Problem details | Extract each record and reproduce it exactly.

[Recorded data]
-*-

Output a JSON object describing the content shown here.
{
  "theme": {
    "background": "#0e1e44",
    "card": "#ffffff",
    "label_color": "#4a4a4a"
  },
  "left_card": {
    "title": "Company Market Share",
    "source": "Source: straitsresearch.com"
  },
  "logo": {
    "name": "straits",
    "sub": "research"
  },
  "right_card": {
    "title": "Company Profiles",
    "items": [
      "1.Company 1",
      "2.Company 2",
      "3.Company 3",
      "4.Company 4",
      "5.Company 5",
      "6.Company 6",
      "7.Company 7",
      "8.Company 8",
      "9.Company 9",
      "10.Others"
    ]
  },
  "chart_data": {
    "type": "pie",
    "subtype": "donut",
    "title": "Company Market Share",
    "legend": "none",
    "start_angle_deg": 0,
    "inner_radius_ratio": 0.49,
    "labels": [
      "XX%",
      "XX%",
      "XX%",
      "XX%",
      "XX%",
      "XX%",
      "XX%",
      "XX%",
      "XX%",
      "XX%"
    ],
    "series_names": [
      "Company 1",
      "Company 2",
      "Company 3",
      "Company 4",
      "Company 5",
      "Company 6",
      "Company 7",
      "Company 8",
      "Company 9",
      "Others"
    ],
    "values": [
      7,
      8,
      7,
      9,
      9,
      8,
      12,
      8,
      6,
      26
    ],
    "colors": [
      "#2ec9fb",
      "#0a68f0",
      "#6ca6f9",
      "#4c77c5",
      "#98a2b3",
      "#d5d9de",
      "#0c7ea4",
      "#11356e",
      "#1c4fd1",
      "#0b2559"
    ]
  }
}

-*-

Answer to the exercise |
Output a JSON object describing the content shown here.
{
  "theme": {
    "background": "#0e1e44",
    "card": "#ffffff",
    "label_color": "#4a4a4a"
  },
  "left_card": {
    "title": "Company Market Share",
    "source": "Source: straitsresearch.com"
  },
  "logo": {
    "name": "straits",
    "sub": "research"
  },
  "right_card": {
    "title": "Company Profiles",
    "items": [
      "1.Company 1",
      "2.Company 2",
      "3.Company 3",
      "4.Company 4",
      "5.Company 5",
      "6.Company 6",
      "7.Company 7",
      "8.Company 8",
      "9.Company 9",
      "10.Others"
    ]
  },
  "chart_data": {
    "type": "pie",
    "subtype": "donut",
    "title": "Company Market Share",
    "legend": "none",
    "start_angle_deg": 0,
    "inner_radius_ratio": 0.49,
    "labels": [
      "XX%",
      "XX%",
      "XX%",
      "XX%",
      "XX%",
      "XX%",
      "XX%",
      "XX%",
      "XX%",
      "XX%"
    ],
    "series_names": [
      "Company 1",
      "Company 2",
      "Company 3",
      "Company 4",
      "Company 5",
      "Company 6",
      "Company 7",
      "Company 8",
      "Company 9",
      "Others"
    ],
    "values": [
      7,
      8,
      7,
      9,
      9,
      8,
      12,
      8,
      6,
      26
    ],
    "colors": [
      "#2ec9fb",
      "#0a68f0",
      "#6ca6f9",
      "#4c77c5",
      "#98a2b3",
      "#d5d9de",
      "#0c7ea4",
      "#11356e",
      "#1c4fd1",
      "#0b2559"
    ]
  }
}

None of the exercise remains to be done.